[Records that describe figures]
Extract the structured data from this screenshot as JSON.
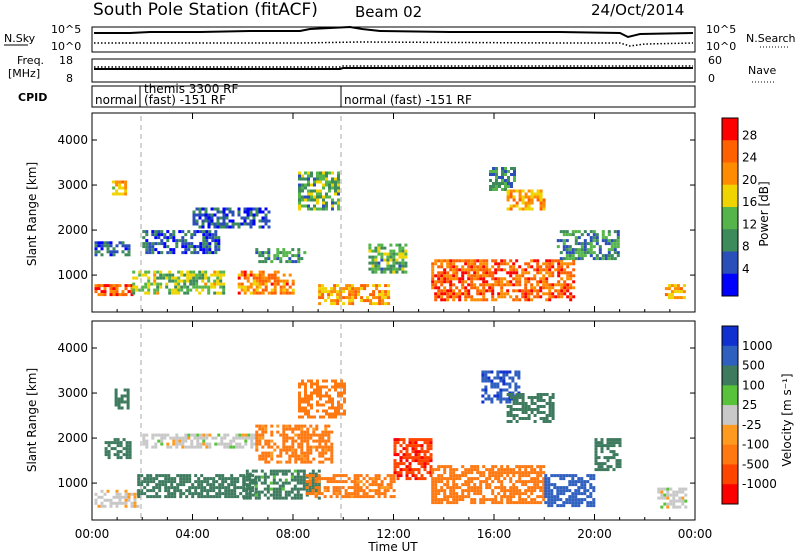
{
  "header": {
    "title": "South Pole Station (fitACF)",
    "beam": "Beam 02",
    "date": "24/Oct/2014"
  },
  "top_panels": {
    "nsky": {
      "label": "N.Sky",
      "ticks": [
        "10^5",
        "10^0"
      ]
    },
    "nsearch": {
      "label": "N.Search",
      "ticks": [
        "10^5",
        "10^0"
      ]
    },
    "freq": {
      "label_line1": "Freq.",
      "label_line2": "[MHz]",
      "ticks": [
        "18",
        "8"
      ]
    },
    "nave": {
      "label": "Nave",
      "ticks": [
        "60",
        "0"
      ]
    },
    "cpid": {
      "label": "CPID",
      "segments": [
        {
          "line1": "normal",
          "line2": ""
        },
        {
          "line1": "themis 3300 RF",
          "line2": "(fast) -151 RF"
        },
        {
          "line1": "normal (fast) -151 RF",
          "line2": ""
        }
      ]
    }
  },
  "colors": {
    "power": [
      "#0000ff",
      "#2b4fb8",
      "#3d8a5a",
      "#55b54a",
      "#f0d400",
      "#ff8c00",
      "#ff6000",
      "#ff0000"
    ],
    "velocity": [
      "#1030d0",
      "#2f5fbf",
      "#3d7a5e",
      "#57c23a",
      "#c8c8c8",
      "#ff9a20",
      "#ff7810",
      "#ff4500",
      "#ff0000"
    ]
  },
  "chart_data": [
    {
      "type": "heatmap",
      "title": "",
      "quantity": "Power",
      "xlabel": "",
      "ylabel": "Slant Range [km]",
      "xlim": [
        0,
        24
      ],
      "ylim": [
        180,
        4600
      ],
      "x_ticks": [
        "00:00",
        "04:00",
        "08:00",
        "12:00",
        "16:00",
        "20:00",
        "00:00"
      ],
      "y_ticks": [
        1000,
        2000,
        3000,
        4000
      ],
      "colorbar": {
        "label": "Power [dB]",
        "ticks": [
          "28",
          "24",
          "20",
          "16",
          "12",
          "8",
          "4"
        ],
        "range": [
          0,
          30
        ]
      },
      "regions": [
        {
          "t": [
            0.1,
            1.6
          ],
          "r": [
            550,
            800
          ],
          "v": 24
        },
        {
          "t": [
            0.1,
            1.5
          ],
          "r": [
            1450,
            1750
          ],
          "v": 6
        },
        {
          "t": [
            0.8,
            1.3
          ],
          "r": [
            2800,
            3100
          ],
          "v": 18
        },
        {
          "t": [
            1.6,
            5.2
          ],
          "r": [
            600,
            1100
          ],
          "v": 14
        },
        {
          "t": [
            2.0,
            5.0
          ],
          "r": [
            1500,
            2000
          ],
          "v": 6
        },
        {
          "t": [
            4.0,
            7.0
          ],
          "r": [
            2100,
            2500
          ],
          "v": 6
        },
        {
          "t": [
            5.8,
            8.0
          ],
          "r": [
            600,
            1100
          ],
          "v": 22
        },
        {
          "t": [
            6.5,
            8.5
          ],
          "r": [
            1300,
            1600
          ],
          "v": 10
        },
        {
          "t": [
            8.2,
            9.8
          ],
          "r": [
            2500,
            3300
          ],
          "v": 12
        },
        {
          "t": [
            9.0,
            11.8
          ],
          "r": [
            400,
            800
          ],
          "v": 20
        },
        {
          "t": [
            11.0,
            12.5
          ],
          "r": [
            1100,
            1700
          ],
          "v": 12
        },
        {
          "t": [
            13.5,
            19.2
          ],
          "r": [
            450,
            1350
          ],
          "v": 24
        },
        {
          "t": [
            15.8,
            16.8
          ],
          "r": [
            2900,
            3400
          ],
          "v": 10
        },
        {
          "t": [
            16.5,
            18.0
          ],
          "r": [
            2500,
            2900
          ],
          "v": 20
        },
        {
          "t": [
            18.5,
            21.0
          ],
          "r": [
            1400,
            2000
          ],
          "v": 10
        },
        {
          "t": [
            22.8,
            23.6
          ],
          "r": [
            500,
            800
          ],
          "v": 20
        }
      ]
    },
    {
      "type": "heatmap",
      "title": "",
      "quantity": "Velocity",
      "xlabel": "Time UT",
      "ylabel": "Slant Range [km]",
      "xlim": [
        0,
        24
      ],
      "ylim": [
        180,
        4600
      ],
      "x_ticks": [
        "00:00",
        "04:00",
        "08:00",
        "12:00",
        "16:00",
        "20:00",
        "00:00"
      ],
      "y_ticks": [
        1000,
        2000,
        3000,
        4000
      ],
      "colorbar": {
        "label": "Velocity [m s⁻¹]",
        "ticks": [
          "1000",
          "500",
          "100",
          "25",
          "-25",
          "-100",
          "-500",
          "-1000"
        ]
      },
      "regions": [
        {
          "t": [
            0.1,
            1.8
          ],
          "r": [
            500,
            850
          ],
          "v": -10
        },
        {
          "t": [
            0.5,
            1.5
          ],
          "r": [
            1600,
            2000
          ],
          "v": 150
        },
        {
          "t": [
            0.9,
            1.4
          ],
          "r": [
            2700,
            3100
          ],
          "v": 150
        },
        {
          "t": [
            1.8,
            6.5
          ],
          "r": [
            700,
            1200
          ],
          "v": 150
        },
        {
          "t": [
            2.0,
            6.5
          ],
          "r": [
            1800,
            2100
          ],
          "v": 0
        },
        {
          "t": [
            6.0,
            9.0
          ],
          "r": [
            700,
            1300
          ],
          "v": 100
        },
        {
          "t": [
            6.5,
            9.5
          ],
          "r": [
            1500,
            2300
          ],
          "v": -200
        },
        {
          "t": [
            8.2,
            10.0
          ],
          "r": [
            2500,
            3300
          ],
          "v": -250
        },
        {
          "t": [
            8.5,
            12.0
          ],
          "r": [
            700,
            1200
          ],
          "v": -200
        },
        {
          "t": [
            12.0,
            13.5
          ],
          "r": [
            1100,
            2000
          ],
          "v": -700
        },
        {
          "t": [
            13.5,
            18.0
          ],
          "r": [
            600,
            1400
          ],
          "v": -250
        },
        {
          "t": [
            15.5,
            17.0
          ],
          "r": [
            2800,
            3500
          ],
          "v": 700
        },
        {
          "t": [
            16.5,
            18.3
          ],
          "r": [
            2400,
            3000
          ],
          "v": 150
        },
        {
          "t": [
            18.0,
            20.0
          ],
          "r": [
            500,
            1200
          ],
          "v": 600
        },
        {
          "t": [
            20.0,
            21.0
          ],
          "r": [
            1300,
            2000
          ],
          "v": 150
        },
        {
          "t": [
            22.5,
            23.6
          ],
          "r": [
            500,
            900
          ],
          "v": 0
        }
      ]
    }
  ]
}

**THE TASK**
Repeat each record exactly, with the pictures left out.

**THE COMPLETED TASK**
Extract the structured data from this screenshot as JSON.
{
  "header": {
    "title": "South Pole Station (fitACF)",
    "beam": "Beam 02",
    "date": "24/Oct/2014"
  },
  "top_panels": {
    "nsky": {
      "label": "N.Sky",
      "ticks": [
        "10^5",
        "10^0"
      ]
    },
    "nsearch": {
      "label": "N.Search",
      "ticks": [
        "10^5",
        "10^0"
      ]
    },
    "freq": {
      "label_line1": "Freq.",
      "label_line2": "[MHz]",
      "ticks": [
        "18",
        "8"
      ]
    },
    "nave": {
      "label": "Nave",
      "ticks": [
        "60",
        "0"
      ]
    },
    "cpid": {
      "label": "CPID",
      "segments": [
        {
          "line1": "normal",
          "line2": ""
        },
        {
          "line1": "themis 3300 RF",
          "line2": "(fast) -151 RF"
        },
        {
          "line1": "normal (fast) -151 RF",
          "line2": ""
        }
      ]
    }
  },
  "colors": {
    "power": [
      "#0000ff",
      "#2b4fb8",
      "#3d8a5a",
      "#55b54a",
      "#f0d400",
      "#ff8c00",
      "#ff6000",
      "#ff0000"
    ],
    "velocity": [
      "#1030d0",
      "#2f5fbf",
      "#3d7a5e",
      "#57c23a",
      "#c8c8c8",
      "#ff9a20",
      "#ff7810",
      "#ff4500",
      "#ff0000"
    ]
  },
  "chart_data": [
    {
      "type": "heatmap",
      "title": "",
      "quantity": "Power",
      "xlabel": "",
      "ylabel": "Slant Range [km]",
      "xlim": [
        0,
        24
      ],
      "ylim": [
        180,
        4600
      ],
      "x_ticks": [
        "00:00",
        "04:00",
        "08:00",
        "12:00",
        "16:00",
        "20:00",
        "00:00"
      ],
      "y_ticks": [
        1000,
        2000,
        3000,
        4000
      ],
      "colorbar": {
        "label": "Power [dB]",
        "ticks": [
          "28",
          "24",
          "20",
          "16",
          "12",
          "8",
          "4"
        ],
        "range": [
          0,
          30
        ]
      },
      "regions": [
        {
          "t": [
            0.1,
            1.6
          ],
          "r": [
            550,
            800
          ],
          "v": 24
        },
        {
          "t": [
            0.1,
            1.5
          ],
          "r": [
            1450,
            1750
          ],
          "v": 6
        },
        {
          "t": [
            0.8,
            1.3
          ],
          "r": [
            2800,
            3100
          ],
          "v": 18
        },
        {
          "t": [
            1.6,
            5.2
          ],
          "r": [
            600,
            1100
          ],
          "v": 14
        },
        {
          "t": [
            2.0,
            5.0
          ],
          "r": [
            1500,
            2000
          ],
          "v": 6
        },
        {
          "t": [
            4.0,
            7.0
          ],
          "r": [
            2100,
            2500
          ],
          "v": 6
        },
        {
          "t": [
            5.8,
            8.0
          ],
          "r": [
            600,
            1100
          ],
          "v": 22
        },
        {
          "t": [
            6.5,
            8.5
          ],
          "r": [
            1300,
            1600
          ],
          "v": 10
        },
        {
          "t": [
            8.2,
            9.8
          ],
          "r": [
            2500,
            3300
          ],
          "v": 12
        },
        {
          "t": [
            9.0,
            11.8
          ],
          "r": [
            400,
            800
          ],
          "v": 20
        },
        {
          "t": [
            11.0,
            12.5
          ],
          "r": [
            1100,
            1700
          ],
          "v": 12
        },
        {
          "t": [
            13.5,
            19.2
          ],
          "r": [
            450,
            1350
          ],
          "v": 24
        },
        {
          "t": [
            15.8,
            16.8
          ],
          "r": [
            2900,
            3400
          ],
          "v": 10
        },
        {
          "t": [
            16.5,
            18.0
          ],
          "r": [
            2500,
            2900
          ],
          "v": 20
        },
        {
          "t": [
            18.5,
            21.0
          ],
          "r": [
            1400,
            2000
          ],
          "v": 10
        },
        {
          "t": [
            22.8,
            23.6
          ],
          "r": [
            500,
            800
          ],
          "v": 20
        }
      ]
    },
    {
      "type": "heatmap",
      "title": "",
      "quantity": "Velocity",
      "xlabel": "Time UT",
      "ylabel": "Slant Range [km]",
      "xlim": [
        0,
        24
      ],
      "ylim": [
        180,
        4600
      ],
      "x_ticks": [
        "00:00",
        "04:00",
        "08:00",
        "12:00",
        "16:00",
        "20:00",
        "00:00"
      ],
      "y_ticks": [
        1000,
        2000,
        3000,
        4000
      ],
      "colorbar": {
        "label": "Velocity [m s⁻¹]",
        "ticks": [
          "1000",
          "500",
          "100",
          "25",
          "-25",
          "-100",
          "-500",
          "-1000"
        ]
      },
      "regions": [
        {
          "t": [
            0.1,
            1.8
          ],
          "r": [
            500,
            850
          ],
          "v": -10
        },
        {
          "t": [
            0.5,
            1.5
          ],
          "r": [
            1600,
            2000
          ],
          "v": 150
        },
        {
          "t": [
            0.9,
            1.4
          ],
          "r": [
            2700,
            3100
          ],
          "v": 150
        },
        {
          "t": [
            1.8,
            6.5
          ],
          "r": [
            700,
            1200
          ],
          "v": 150
        },
        {
          "t": [
            2.0,
            6.5
          ],
          "r": [
            1800,
            2100
          ],
          "v": 0
        },
        {
          "t": [
            6.0,
            9.0
          ],
          "r": [
            700,
            1300
          ],
          "v": 100
        },
        {
          "t": [
            6.5,
            9.5
          ],
          "r": [
            1500,
            2300
          ],
          "v": -200
        },
        {
          "t": [
            8.2,
            10.0
          ],
          "r": [
            2500,
            3300
          ],
          "v": -250
        },
        {
          "t": [
            8.5,
            12.0
          ],
          "r": [
            700,
            1200
          ],
          "v": -200
        },
        {
          "t": [
            12.0,
            13.5
          ],
          "r": [
            1100,
            2000
          ],
          "v": -700
        },
        {
          "t": [
            13.5,
            18.0
          ],
          "r": [
            600,
            1400
          ],
          "v": -250
        },
        {
          "t": [
            15.5,
            17.0
          ],
          "r": [
            2800,
            3500
          ],
          "v": 700
        },
        {
          "t": [
            16.5,
            18.3
          ],
          "r": [
            2400,
            3000
          ],
          "v": 150
        },
        {
          "t": [
            18.0,
            20.0
          ],
          "r": [
            500,
            1200
          ],
          "v": 600
        },
        {
          "t": [
            20.0,
            21.0
          ],
          "r": [
            1300,
            2000
          ],
          "v": 150
        },
        {
          "t": [
            22.5,
            23.6
          ],
          "r": [
            500,
            900
          ],
          "v": 0
        }
      ]
    }
  ]
}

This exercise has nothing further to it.